WHAT IS EXPECTED: Reproduce every entry exactly.

MATERIAL:
····················

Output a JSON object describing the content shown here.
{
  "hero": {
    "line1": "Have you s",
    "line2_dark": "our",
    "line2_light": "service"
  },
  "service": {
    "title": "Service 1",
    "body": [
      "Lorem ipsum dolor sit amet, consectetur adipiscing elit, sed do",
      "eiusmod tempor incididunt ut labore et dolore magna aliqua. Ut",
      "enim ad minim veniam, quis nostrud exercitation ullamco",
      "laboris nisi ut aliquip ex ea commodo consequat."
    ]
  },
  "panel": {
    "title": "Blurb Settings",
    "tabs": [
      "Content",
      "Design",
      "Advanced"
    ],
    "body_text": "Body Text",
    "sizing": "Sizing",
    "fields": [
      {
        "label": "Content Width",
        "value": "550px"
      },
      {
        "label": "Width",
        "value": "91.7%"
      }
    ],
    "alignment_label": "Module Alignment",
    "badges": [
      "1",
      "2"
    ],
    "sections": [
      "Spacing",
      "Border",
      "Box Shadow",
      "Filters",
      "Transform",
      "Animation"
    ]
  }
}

····················

SOLUTION:
Output a JSON object describing the content shown here.
{
  "hero": {
    "line1": "Have you s",
    "line2_dark": "our",
    "line2_light": "service"
  },
  "service": {
    "title": "Service 1",
    "body": [
      "Lorem ipsum dolor sit amet, consectetur adipiscing elit, sed do",
      "eiusmod tempor incididunt ut labore et dolore magna aliqua. Ut",
      "enim ad minim veniam, quis nostrud exercitation ullamco",
      "laboris nisi ut aliquip ex ea commodo consequat."
    ]
  },
  "panel": {
    "title": "Blurb Settings",
    "tabs": [
      "Content",
      "Design",
      "Advanced"
    ],
    "body_text": "Body Text",
    "sizing": "Sizing",
    "fields": [
      {
        "label": "Content Width",
        "value": "550px"
      },
      {
        "label": "Width",
        "value": "91.7%"
      }
    ],
    "alignment_label": "Module Alignment",
    "badges": [
      "1",
      "2"
    ],
    "sections": [
      "Spacing",
      "Border",
      "Box Shadow",
      "Filters",
      "Transform",
      "Animation"
    ]
  }
}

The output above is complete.